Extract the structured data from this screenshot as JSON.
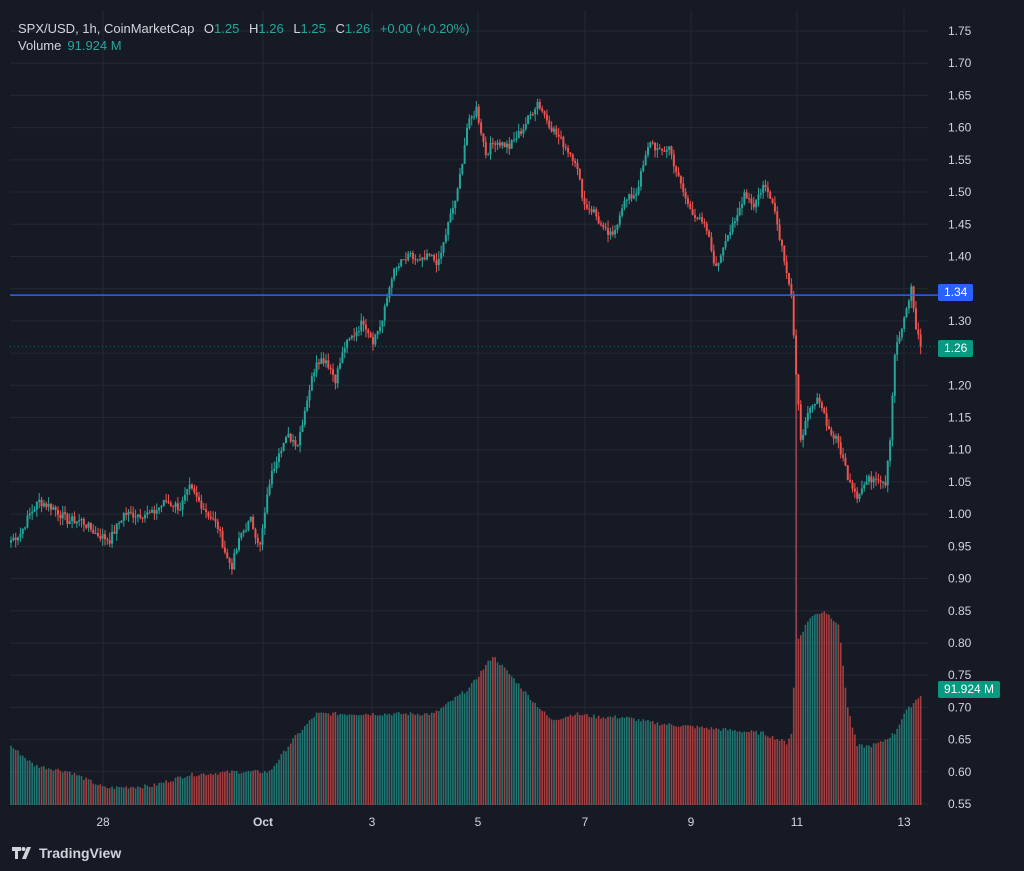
{
  "legend": {
    "symbol": "SPX/USD, 1h, CoinMarketCap",
    "o_label": "O",
    "o_value": "1.25",
    "h_label": "H",
    "h_value": "1.26",
    "l_label": "L",
    "l_value": "1.25",
    "c_label": "C",
    "c_value": "1.26",
    "change": "+0.00 (+0.20%)",
    "volume_label": "Volume",
    "volume_value": "91.924 M"
  },
  "badges": {
    "line_price": "1.34",
    "last_price": "1.26",
    "volume": "91.924 M"
  },
  "brand": "TradingView",
  "colors": {
    "background": "#161a25",
    "up": "#26a69a",
    "down": "#ef5350",
    "hline": "#2962ff",
    "grid": "#242834",
    "text": "#d1d4dc"
  },
  "chart_data": {
    "type": "candlestick",
    "title": "SPX/USD, 1h, CoinMarketCap",
    "x_ticks": [
      "28",
      "Oct",
      "3",
      "5",
      "7",
      "9",
      "11",
      "13"
    ],
    "y_ticks": [
      "1.75",
      "1.70",
      "1.65",
      "1.60",
      "1.55",
      "1.50",
      "1.45",
      "1.40",
      "1.35",
      "1.30",
      "1.25",
      "1.20",
      "1.15",
      "1.10",
      "1.05",
      "1.00",
      "0.95",
      "0.90",
      "0.85",
      "0.80",
      "0.75",
      "0.70",
      "0.65",
      "0.60",
      "0.55"
    ],
    "ylim": [
      0.55,
      1.75
    ],
    "horizontal_line": 1.34,
    "last_price": 1.26,
    "price_anchors": [
      [
        0,
        0.96
      ],
      [
        4,
        0.97
      ],
      [
        8,
        1.0
      ],
      [
        12,
        1.02
      ],
      [
        18,
        1.01
      ],
      [
        24,
        0.99
      ],
      [
        30,
        0.99
      ],
      [
        36,
        0.97
      ],
      [
        42,
        0.96
      ],
      [
        48,
        1.0
      ],
      [
        54,
        1.0
      ],
      [
        60,
        1.0
      ],
      [
        66,
        1.02
      ],
      [
        72,
        1.01
      ],
      [
        76,
        1.04
      ],
      [
        80,
        1.02
      ],
      [
        84,
        1.0
      ],
      [
        88,
        0.98
      ],
      [
        92,
        0.93
      ],
      [
        94,
        0.92
      ],
      [
        98,
        0.97
      ],
      [
        102,
        0.99
      ],
      [
        106,
        0.95
      ],
      [
        110,
        1.05
      ],
      [
        114,
        1.1
      ],
      [
        118,
        1.12
      ],
      [
        122,
        1.11
      ],
      [
        126,
        1.18
      ],
      [
        130,
        1.24
      ],
      [
        134,
        1.24
      ],
      [
        138,
        1.21
      ],
      [
        142,
        1.26
      ],
      [
        146,
        1.28
      ],
      [
        150,
        1.3
      ],
      [
        154,
        1.27
      ],
      [
        158,
        1.3
      ],
      [
        162,
        1.37
      ],
      [
        166,
        1.39
      ],
      [
        170,
        1.4
      ],
      [
        174,
        1.39
      ],
      [
        178,
        1.4
      ],
      [
        182,
        1.39
      ],
      [
        186,
        1.45
      ],
      [
        190,
        1.5
      ],
      [
        194,
        1.6
      ],
      [
        198,
        1.63
      ],
      [
        202,
        1.56
      ],
      [
        206,
        1.58
      ],
      [
        212,
        1.57
      ],
      [
        218,
        1.6
      ],
      [
        224,
        1.64
      ],
      [
        230,
        1.6
      ],
      [
        236,
        1.57
      ],
      [
        240,
        1.55
      ],
      [
        244,
        1.48
      ],
      [
        248,
        1.47
      ],
      [
        252,
        1.44
      ],
      [
        256,
        1.43
      ],
      [
        260,
        1.48
      ],
      [
        266,
        1.5
      ],
      [
        272,
        1.58
      ],
      [
        276,
        1.56
      ],
      [
        280,
        1.57
      ],
      [
        284,
        1.52
      ],
      [
        288,
        1.48
      ],
      [
        292,
        1.46
      ],
      [
        296,
        1.44
      ],
      [
        300,
        1.38
      ],
      [
        304,
        1.43
      ],
      [
        308,
        1.45
      ],
      [
        312,
        1.5
      ],
      [
        316,
        1.48
      ],
      [
        320,
        1.51
      ],
      [
        324,
        1.49
      ],
      [
        326,
        1.45
      ],
      [
        330,
        1.38
      ],
      [
        332,
        1.34
      ],
      [
        334,
        1.21
      ],
      [
        336,
        1.12
      ],
      [
        340,
        1.16
      ],
      [
        344,
        1.18
      ],
      [
        348,
        1.13
      ],
      [
        352,
        1.11
      ],
      [
        356,
        1.06
      ],
      [
        360,
        1.03
      ],
      [
        364,
        1.05
      ],
      [
        368,
        1.06
      ],
      [
        372,
        1.05
      ],
      [
        374,
        1.12
      ],
      [
        376,
        1.25
      ],
      [
        380,
        1.3
      ],
      [
        383,
        1.35
      ],
      [
        385,
        1.29
      ],
      [
        387,
        1.26
      ]
    ],
    "volume_anchors": [
      [
        0,
        0.64
      ],
      [
        10,
        0.61
      ],
      [
        25,
        0.6
      ],
      [
        40,
        0.575
      ],
      [
        60,
        0.578
      ],
      [
        75,
        0.595
      ],
      [
        95,
        0.6
      ],
      [
        110,
        0.6
      ],
      [
        120,
        0.65
      ],
      [
        130,
        0.69
      ],
      [
        145,
        0.69
      ],
      [
        165,
        0.69
      ],
      [
        180,
        0.69
      ],
      [
        195,
        0.73
      ],
      [
        205,
        0.78
      ],
      [
        215,
        0.74
      ],
      [
        222,
        0.71
      ],
      [
        230,
        0.68
      ],
      [
        240,
        0.69
      ],
      [
        250,
        0.685
      ],
      [
        260,
        0.685
      ],
      [
        275,
        0.675
      ],
      [
        290,
        0.67
      ],
      [
        305,
        0.665
      ],
      [
        320,
        0.66
      ],
      [
        330,
        0.645
      ],
      [
        332,
        0.66
      ],
      [
        334,
        0.8
      ],
      [
        340,
        0.84
      ],
      [
        346,
        0.85
      ],
      [
        352,
        0.83
      ],
      [
        356,
        0.7
      ],
      [
        360,
        0.64
      ],
      [
        365,
        0.64
      ],
      [
        370,
        0.645
      ],
      [
        376,
        0.66
      ],
      [
        380,
        0.69
      ],
      [
        387,
        0.72
      ]
    ]
  }
}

************

### Given request
Transcribe the material exactly, and leave out whatever pictures it holds.

### Full output
Extract the structured data from this screenshot as JSON.
{
  "legend": {
    "symbol": "SPX/USD, 1h, CoinMarketCap",
    "o_label": "O",
    "o_value": "1.25",
    "h_label": "H",
    "h_value": "1.26",
    "l_label": "L",
    "l_value": "1.25",
    "c_label": "C",
    "c_value": "1.26",
    "change": "+0.00 (+0.20%)",
    "volume_label": "Volume",
    "volume_value": "91.924 M"
  },
  "badges": {
    "line_price": "1.34",
    "last_price": "1.26",
    "volume": "91.924 M"
  },
  "brand": "TradingView",
  "colors": {
    "background": "#161a25",
    "up": "#26a69a",
    "down": "#ef5350",
    "hline": "#2962ff",
    "grid": "#242834",
    "text": "#d1d4dc"
  },
  "chart_data": {
    "type": "candlestick",
    "title": "SPX/USD, 1h, CoinMarketCap",
    "x_ticks": [
      "28",
      "Oct",
      "3",
      "5",
      "7",
      "9",
      "11",
      "13"
    ],
    "y_ticks": [
      "1.75",
      "1.70",
      "1.65",
      "1.60",
      "1.55",
      "1.50",
      "1.45",
      "1.40",
      "1.35",
      "1.30",
      "1.25",
      "1.20",
      "1.15",
      "1.10",
      "1.05",
      "1.00",
      "0.95",
      "0.90",
      "0.85",
      "0.80",
      "0.75",
      "0.70",
      "0.65",
      "0.60",
      "0.55"
    ],
    "ylim": [
      0.55,
      1.75
    ],
    "horizontal_line": 1.34,
    "last_price": 1.26,
    "price_anchors": [
      [
        0,
        0.96
      ],
      [
        4,
        0.97
      ],
      [
        8,
        1.0
      ],
      [
        12,
        1.02
      ],
      [
        18,
        1.01
      ],
      [
        24,
        0.99
      ],
      [
        30,
        0.99
      ],
      [
        36,
        0.97
      ],
      [
        42,
        0.96
      ],
      [
        48,
        1.0
      ],
      [
        54,
        1.0
      ],
      [
        60,
        1.0
      ],
      [
        66,
        1.02
      ],
      [
        72,
        1.01
      ],
      [
        76,
        1.04
      ],
      [
        80,
        1.02
      ],
      [
        84,
        1.0
      ],
      [
        88,
        0.98
      ],
      [
        92,
        0.93
      ],
      [
        94,
        0.92
      ],
      [
        98,
        0.97
      ],
      [
        102,
        0.99
      ],
      [
        106,
        0.95
      ],
      [
        110,
        1.05
      ],
      [
        114,
        1.1
      ],
      [
        118,
        1.12
      ],
      [
        122,
        1.11
      ],
      [
        126,
        1.18
      ],
      [
        130,
        1.24
      ],
      [
        134,
        1.24
      ],
      [
        138,
        1.21
      ],
      [
        142,
        1.26
      ],
      [
        146,
        1.28
      ],
      [
        150,
        1.3
      ],
      [
        154,
        1.27
      ],
      [
        158,
        1.3
      ],
      [
        162,
        1.37
      ],
      [
        166,
        1.39
      ],
      [
        170,
        1.4
      ],
      [
        174,
        1.39
      ],
      [
        178,
        1.4
      ],
      [
        182,
        1.39
      ],
      [
        186,
        1.45
      ],
      [
        190,
        1.5
      ],
      [
        194,
        1.6
      ],
      [
        198,
        1.63
      ],
      [
        202,
        1.56
      ],
      [
        206,
        1.58
      ],
      [
        212,
        1.57
      ],
      [
        218,
        1.6
      ],
      [
        224,
        1.64
      ],
      [
        230,
        1.6
      ],
      [
        236,
        1.57
      ],
      [
        240,
        1.55
      ],
      [
        244,
        1.48
      ],
      [
        248,
        1.47
      ],
      [
        252,
        1.44
      ],
      [
        256,
        1.43
      ],
      [
        260,
        1.48
      ],
      [
        266,
        1.5
      ],
      [
        272,
        1.58
      ],
      [
        276,
        1.56
      ],
      [
        280,
        1.57
      ],
      [
        284,
        1.52
      ],
      [
        288,
        1.48
      ],
      [
        292,
        1.46
      ],
      [
        296,
        1.44
      ],
      [
        300,
        1.38
      ],
      [
        304,
        1.43
      ],
      [
        308,
        1.45
      ],
      [
        312,
        1.5
      ],
      [
        316,
        1.48
      ],
      [
        320,
        1.51
      ],
      [
        324,
        1.49
      ],
      [
        326,
        1.45
      ],
      [
        330,
        1.38
      ],
      [
        332,
        1.34
      ],
      [
        334,
        1.21
      ],
      [
        336,
        1.12
      ],
      [
        340,
        1.16
      ],
      [
        344,
        1.18
      ],
      [
        348,
        1.13
      ],
      [
        352,
        1.11
      ],
      [
        356,
        1.06
      ],
      [
        360,
        1.03
      ],
      [
        364,
        1.05
      ],
      [
        368,
        1.06
      ],
      [
        372,
        1.05
      ],
      [
        374,
        1.12
      ],
      [
        376,
        1.25
      ],
      [
        380,
        1.3
      ],
      [
        383,
        1.35
      ],
      [
        385,
        1.29
      ],
      [
        387,
        1.26
      ]
    ],
    "volume_anchors": [
      [
        0,
        0.64
      ],
      [
        10,
        0.61
      ],
      [
        25,
        0.6
      ],
      [
        40,
        0.575
      ],
      [
        60,
        0.578
      ],
      [
        75,
        0.595
      ],
      [
        95,
        0.6
      ],
      [
        110,
        0.6
      ],
      [
        120,
        0.65
      ],
      [
        130,
        0.69
      ],
      [
        145,
        0.69
      ],
      [
        165,
        0.69
      ],
      [
        180,
        0.69
      ],
      [
        195,
        0.73
      ],
      [
        205,
        0.78
      ],
      [
        215,
        0.74
      ],
      [
        222,
        0.71
      ],
      [
        230,
        0.68
      ],
      [
        240,
        0.69
      ],
      [
        250,
        0.685
      ],
      [
        260,
        0.685
      ],
      [
        275,
        0.675
      ],
      [
        290,
        0.67
      ],
      [
        305,
        0.665
      ],
      [
        320,
        0.66
      ],
      [
        330,
        0.645
      ],
      [
        332,
        0.66
      ],
      [
        334,
        0.8
      ],
      [
        340,
        0.84
      ],
      [
        346,
        0.85
      ],
      [
        352,
        0.83
      ],
      [
        356,
        0.7
      ],
      [
        360,
        0.64
      ],
      [
        365,
        0.64
      ],
      [
        370,
        0.645
      ],
      [
        376,
        0.66
      ],
      [
        380,
        0.69
      ],
      [
        387,
        0.72
      ]
    ]
  }
}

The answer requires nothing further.